* What is being asked
Exactly as written, retype the listing below, omitting the pictures.

[Figure collection entries]

┄┄┄┄┄┄

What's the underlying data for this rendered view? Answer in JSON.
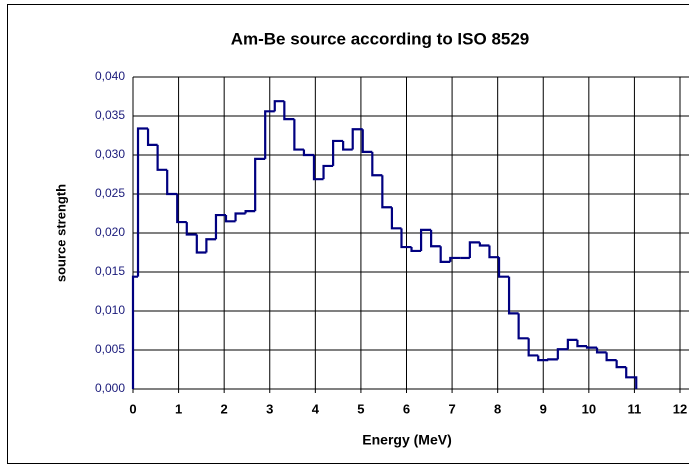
{
  "chart_data": {
    "type": "histogram",
    "title": "Am-Be source according to ISO 8529",
    "xlabel": "Energy (MeV)",
    "ylabel": "source strength",
    "color": "#000080",
    "bins": [
      0,
      0.11,
      0.33,
      0.54,
      0.75,
      0.97,
      1.18,
      1.4,
      1.61,
      1.82,
      2.04,
      2.25,
      2.47,
      2.68,
      2.9,
      3.11,
      3.32,
      3.54,
      3.75,
      3.97,
      4.18,
      4.39,
      4.61,
      4.82,
      5.04,
      5.25,
      5.47,
      5.68,
      5.89,
      6.11,
      6.32,
      6.54,
      6.75,
      6.96,
      7.18,
      7.39,
      7.61,
      7.82,
      8.03,
      8.25,
      8.46,
      8.68,
      8.89,
      9.11,
      9.32,
      9.54,
      9.75,
      9.96,
      10.18,
      10.39,
      10.61,
      10.82,
      11.04
    ],
    "values": [
      0.0144,
      0.0334,
      0.0313,
      0.0281,
      0.025,
      0.0214,
      0.0198,
      0.0175,
      0.0192,
      0.0223,
      0.0215,
      0.0225,
      0.0228,
      0.0295,
      0.0356,
      0.0369,
      0.0346,
      0.0307,
      0.03,
      0.0269,
      0.0286,
      0.0318,
      0.0307,
      0.0333,
      0.0304,
      0.0274,
      0.0233,
      0.0206,
      0.0182,
      0.0177,
      0.0204,
      0.0183,
      0.0163,
      0.0168,
      0.0168,
      0.0188,
      0.0184,
      0.0169,
      0.0144,
      0.0097,
      0.0065,
      0.0043,
      0.0037,
      0.0038,
      0.0051,
      0.0063,
      0.0055,
      0.0053,
      0.0047,
      0.0037,
      0.0028,
      0.0015
    ],
    "xlim": [
      0,
      12
    ],
    "xticks": [
      0,
      1,
      2,
      3,
      4,
      5,
      6,
      7,
      8,
      9,
      10,
      11,
      12
    ],
    "ylim": [
      0,
      0.04
    ],
    "yticks": [
      {
        "value": 0,
        "label": "0,000"
      },
      {
        "value": 0.005,
        "label": "0,005"
      },
      {
        "value": 0.01,
        "label": "0,010"
      },
      {
        "value": 0.015,
        "label": "0,015"
      },
      {
        "value": 0.02,
        "label": "0,020"
      },
      {
        "value": 0.025,
        "label": "0,025"
      },
      {
        "value": 0.03,
        "label": "0,030"
      },
      {
        "value": 0.035,
        "label": "0,035"
      },
      {
        "value": 0.04,
        "label": "0,040"
      }
    ],
    "grid": true
  }
}
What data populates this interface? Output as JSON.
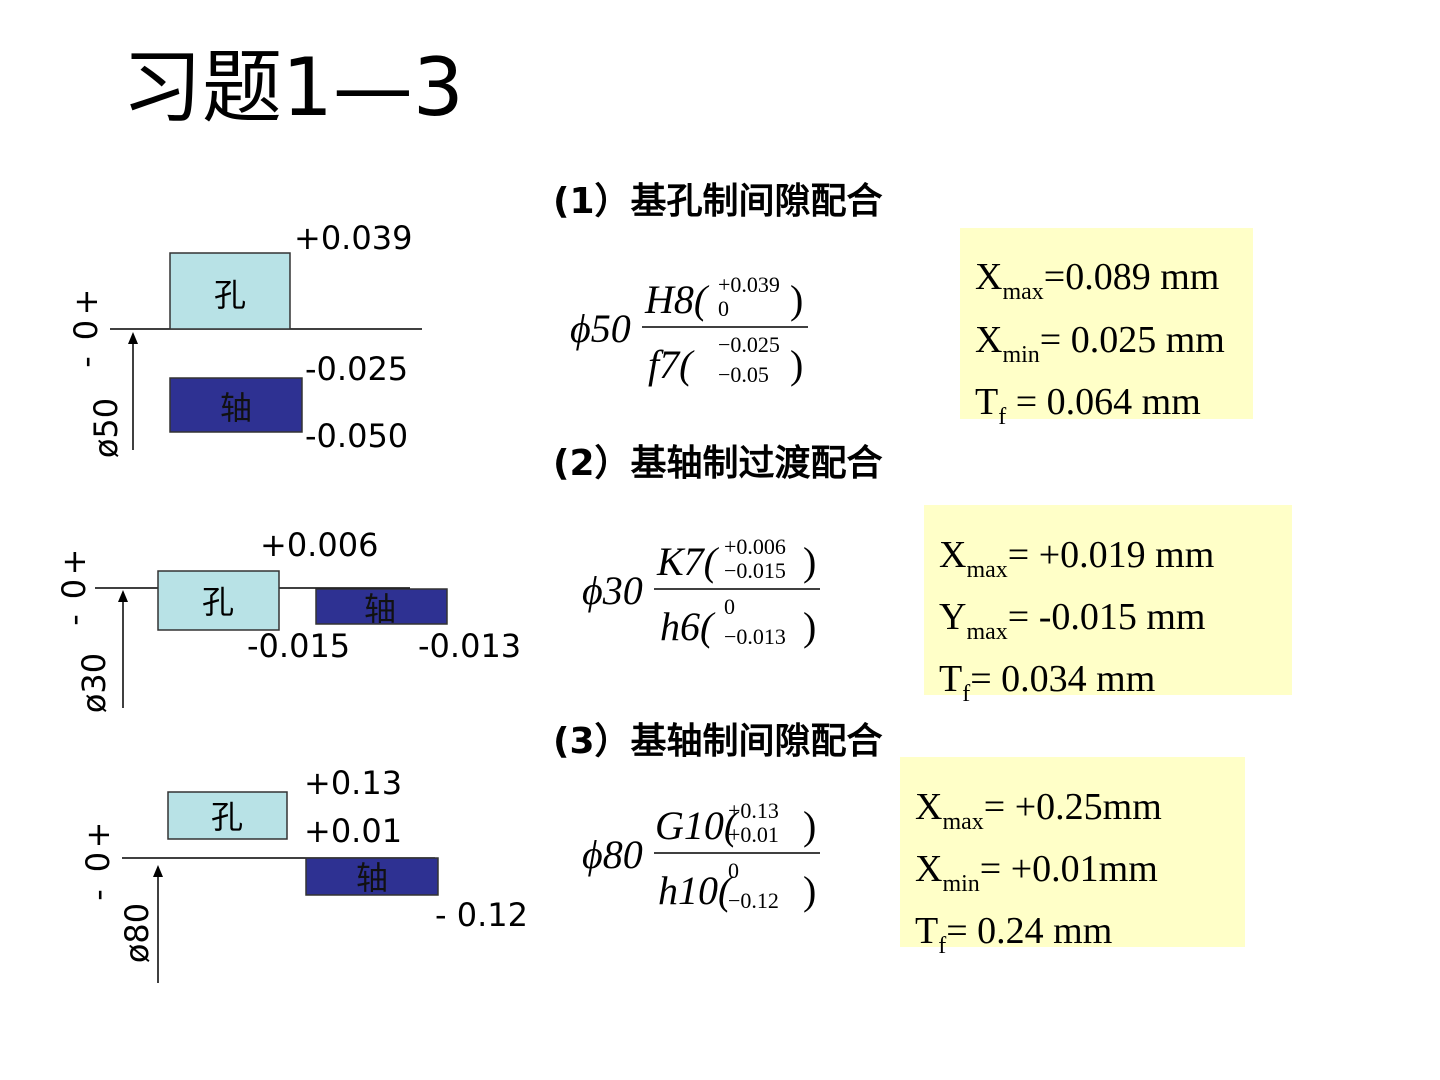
{
  "title": "习题1—3",
  "problems": [
    {
      "heading": "(1）基孔制间隙配合",
      "diagram": {
        "plus": "+",
        "zero": "0",
        "minus": "-",
        "size": "ø50",
        "hole": "孔",
        "shaft": "轴",
        "labels": [
          "+0.039",
          "-0.025",
          "-0.050"
        ]
      },
      "fit": {
        "nominal": "ϕ50",
        "numerator": "H8(",
        "numerator_upper": "+0.039",
        "numerator_lower": "0",
        "numerator_close": ")",
        "denominator": "f7(",
        "denominator_upper": "−0.025",
        "denominator_lower": "−0.05",
        "denominator_close": ")"
      },
      "results": [
        {
          "symbol": "X",
          "sub": "max",
          "text": "=0.089 mm"
        },
        {
          "symbol": "X",
          "sub": "min",
          "text": "= 0.025 mm"
        },
        {
          "symbol": "T",
          "sub": "f",
          "text": " = 0.064 mm"
        }
      ]
    },
    {
      "heading": "(2）基轴制过渡配合",
      "diagram": {
        "plus": "+",
        "zero": "0",
        "minus": "-",
        "size": "ø30",
        "hole": "孔",
        "shaft": "轴",
        "labels": [
          "+0.006",
          "-0.015",
          "-0.013"
        ]
      },
      "fit": {
        "nominal": "ϕ30",
        "numerator": "K7(",
        "numerator_upper": "+0.006",
        "numerator_lower": "−0.015",
        "numerator_close": ")",
        "denominator": "h6(",
        "denominator_upper": "0",
        "denominator_lower": "−0.013",
        "denominator_close": ")"
      },
      "results": [
        {
          "symbol": "X",
          "sub": "max",
          "text": "= +0.019 mm"
        },
        {
          "symbol": "Y",
          "sub": "max",
          "text": "= -0.015 mm"
        },
        {
          "symbol": "T",
          "sub": "f",
          "text": "= 0.034 mm"
        }
      ]
    },
    {
      "heading": "(3）基轴制间隙配合",
      "diagram": {
        "plus": "+",
        "zero": "0",
        "minus": "-",
        "size": "ø80",
        "hole": "孔",
        "shaft": "轴",
        "labels": [
          "+0.13",
          "+0.01",
          "- 0.12"
        ]
      },
      "fit": {
        "nominal": "ϕ80",
        "numerator": "G10(",
        "numerator_upper": "+0.13",
        "numerator_lower": "+0.01",
        "numerator_close": ")",
        "denominator": "h10(",
        "denominator_upper": "0",
        "denominator_lower": "−0.12",
        "denominator_close": ")"
      },
      "results": [
        {
          "symbol": "X",
          "sub": "max",
          "text": "= +0.25mm"
        },
        {
          "symbol": "X",
          "sub": "min",
          "text": "=  +0.01mm"
        },
        {
          "symbol": "T",
          "sub": "f",
          "text": "= 0.24 mm"
        }
      ]
    }
  ]
}
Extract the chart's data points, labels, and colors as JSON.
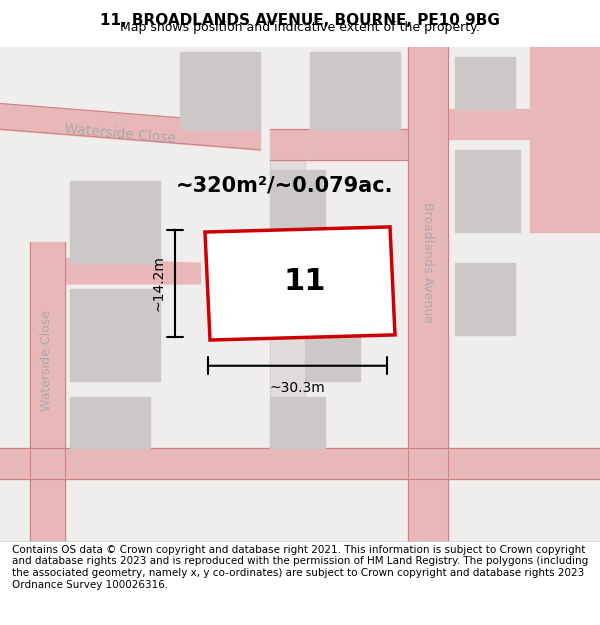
{
  "title": "11, BROADLANDS AVENUE, BOURNE, PE10 9BG",
  "subtitle": "Map shows position and indicative extent of the property.",
  "footer": "Contains OS data © Crown copyright and database right 2021. This information is subject to Crown copyright and database rights 2023 and is reproduced with the permission of HM Land Registry. The polygons (including the associated geometry, namely x, y co-ordinates) are subject to Crown copyright and database rights 2023 Ordnance Survey 100026316.",
  "bg_color": "#f5f5f5",
  "map_bg": "#f0eeee",
  "road_color": "#e8b8b8",
  "road_outline": "#d08080",
  "block_color": "#d8d4d4",
  "plot_color": "#cc0000",
  "plot_fill": "#ffffff",
  "plot_alpha": 0.3,
  "street_label_color": "#aaaaaa",
  "area_text": "~320m²/~0.079ac.",
  "number_text": "11",
  "dim_width": "~30.3m",
  "dim_height": "~14.2m",
  "footer_fontsize": 7.5,
  "title_fontsize": 11,
  "subtitle_fontsize": 9
}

┄┄┄┄┄┄

* Result
What's the underlying data for this rendered view? Answer in JSON.
{
  "chart_data": {
    "type": "histogram",
    "title": "Am-Be source according to ISO 8529",
    "xlabel": "Energy (MeV)",
    "ylabel": "source strength",
    "color": "#000080",
    "bins": [
      0,
      0.11,
      0.33,
      0.54,
      0.75,
      0.97,
      1.18,
      1.4,
      1.61,
      1.82,
      2.04,
      2.25,
      2.47,
      2.68,
      2.9,
      3.11,
      3.32,
      3.54,
      3.75,
      3.97,
      4.18,
      4.39,
      4.61,
      4.82,
      5.04,
      5.25,
      5.47,
      5.68,
      5.89,
      6.11,
      6.32,
      6.54,
      6.75,
      6.96,
      7.18,
      7.39,
      7.61,
      7.82,
      8.03,
      8.25,
      8.46,
      8.68,
      8.89,
      9.11,
      9.32,
      9.54,
      9.75,
      9.96,
      10.18,
      10.39,
      10.61,
      10.82,
      11.04
    ],
    "values": [
      0.0144,
      0.0334,
      0.0313,
      0.0281,
      0.025,
      0.0214,
      0.0198,
      0.0175,
      0.0192,
      0.0223,
      0.0215,
      0.0225,
      0.0228,
      0.0295,
      0.0356,
      0.0369,
      0.0346,
      0.0307,
      0.03,
      0.0269,
      0.0286,
      0.0318,
      0.0307,
      0.0333,
      0.0304,
      0.0274,
      0.0233,
      0.0206,
      0.0182,
      0.0177,
      0.0204,
      0.0183,
      0.0163,
      0.0168,
      0.0168,
      0.0188,
      0.0184,
      0.0169,
      0.0144,
      0.0097,
      0.0065,
      0.0043,
      0.0037,
      0.0038,
      0.0051,
      0.0063,
      0.0055,
      0.0053,
      0.0047,
      0.0037,
      0.0028,
      0.0015
    ],
    "xlim": [
      0,
      12
    ],
    "xticks": [
      0,
      1,
      2,
      3,
      4,
      5,
      6,
      7,
      8,
      9,
      10,
      11,
      12
    ],
    "ylim": [
      0,
      0.04
    ],
    "yticks": [
      {
        "value": 0,
        "label": "0,000"
      },
      {
        "value": 0.005,
        "label": "0,005"
      },
      {
        "value": 0.01,
        "label": "0,010"
      },
      {
        "value": 0.015,
        "label": "0,015"
      },
      {
        "value": 0.02,
        "label": "0,020"
      },
      {
        "value": 0.025,
        "label": "0,025"
      },
      {
        "value": 0.03,
        "label": "0,030"
      },
      {
        "value": 0.035,
        "label": "0,035"
      },
      {
        "value": 0.04,
        "label": "0,040"
      }
    ],
    "grid": true
  }
}
What data populates this interface? Output as JSON.
{
  "title": "习题1—3",
  "problems": [
    {
      "heading": "(1）基孔制间隙配合",
      "diagram": {
        "plus": "+",
        "zero": "0",
        "minus": "-",
        "size": "ø50",
        "hole": "孔",
        "shaft": "轴",
        "labels": [
          "+0.039",
          "-0.025",
          "-0.050"
        ]
      },
      "fit": {
        "nominal": "ϕ50",
        "numerator": "H8(",
        "numerator_upper": "+0.039",
        "numerator_lower": "0",
        "numerator_close": ")",
        "denominator": "f7(",
        "denominator_upper": "−0.025",
        "denominator_lower": "−0.05",
        "denominator_close": ")"
      },
      "results": [
        {
          "symbol": "X",
          "sub": "max",
          "text": "=0.089 mm"
        },
        {
          "symbol": "X",
          "sub": "min",
          "text": "= 0.025 mm"
        },
        {
          "symbol": "T",
          "sub": "f",
          "text": " = 0.064 mm"
        }
      ]
    },
    {
      "heading": "(2）基轴制过渡配合",
      "diagram": {
        "plus": "+",
        "zero": "0",
        "minus": "-",
        "size": "ø30",
        "hole": "孔",
        "shaft": "轴",
        "labels": [
          "+0.006",
          "-0.015",
          "-0.013"
        ]
      },
      "fit": {
        "nominal": "ϕ30",
        "numerator": "K7(",
        "numerator_upper": "+0.006",
        "numerator_lower": "−0.015",
        "numerator_close": ")",
        "denominator": "h6(",
        "denominator_upper": "0",
        "denominator_lower": "−0.013",
        "denominator_close": ")"
      },
      "results": [
        {
          "symbol": "X",
          "sub": "max",
          "text": "= +0.019 mm"
        },
        {
          "symbol": "Y",
          "sub": "max",
          "text": "= -0.015 mm"
        },
        {
          "symbol": "T",
          "sub": "f",
          "text": "= 0.034 mm"
        }
      ]
    },
    {
      "heading": "(3）基轴制间隙配合",
      "diagram": {
        "plus": "+",
        "zero": "0",
        "minus": "-",
        "size": "ø80",
        "hole": "孔",
        "shaft": "轴",
        "labels": [
          "+0.13",
          "+0.01",
          "- 0.12"
        ]
      },
      "fit": {
        "nominal": "ϕ80",
        "numerator": "G10(",
        "numerator_upper": "+0.13",
        "numerator_lower": "+0.01",
        "numerator_close": ")",
        "denominator": "h10(",
        "denominator_upper": "0",
        "denominator_lower": "−0.12",
        "denominator_close": ")"
      },
      "results": [
        {
          "symbol": "X",
          "sub": "max",
          "text": "= +0.25mm"
        },
        {
          "symbol": "X",
          "sub": "min",
          "text": "=  +0.01mm"
        },
        {
          "symbol": "T",
          "sub": "f",
          "text": "= 0.24 mm"
        }
      ]
    }
  ]
}
Extract the chart's data points, labels, and colors as JSON.
{
  "title": "11, BROADLANDS AVENUE, BOURNE, PE10 9BG",
  "subtitle": "Map shows position and indicative extent of the property.",
  "footer": "Contains OS data © Crown copyright and database right 2021. This information is subject to Crown copyright and database rights 2023 and is reproduced with the permission of HM Land Registry. The polygons (including the associated geometry, namely x, y co-ordinates) are subject to Crown copyright and database rights 2023 Ordnance Survey 100026316.",
  "bg_color": "#f5f5f5",
  "map_bg": "#f0eeee",
  "road_color": "#e8b8b8",
  "road_outline": "#d08080",
  "block_color": "#d8d4d4",
  "plot_color": "#cc0000",
  "plot_fill": "#ffffff",
  "plot_alpha": 0.3,
  "street_label_color": "#aaaaaa",
  "area_text": "~320m²/~0.079ac.",
  "number_text": "11",
  "dim_width": "~30.3m",
  "dim_height": "~14.2m",
  "footer_fontsize": 7.5,
  "title_fontsize": 11,
  "subtitle_fontsize": 9
}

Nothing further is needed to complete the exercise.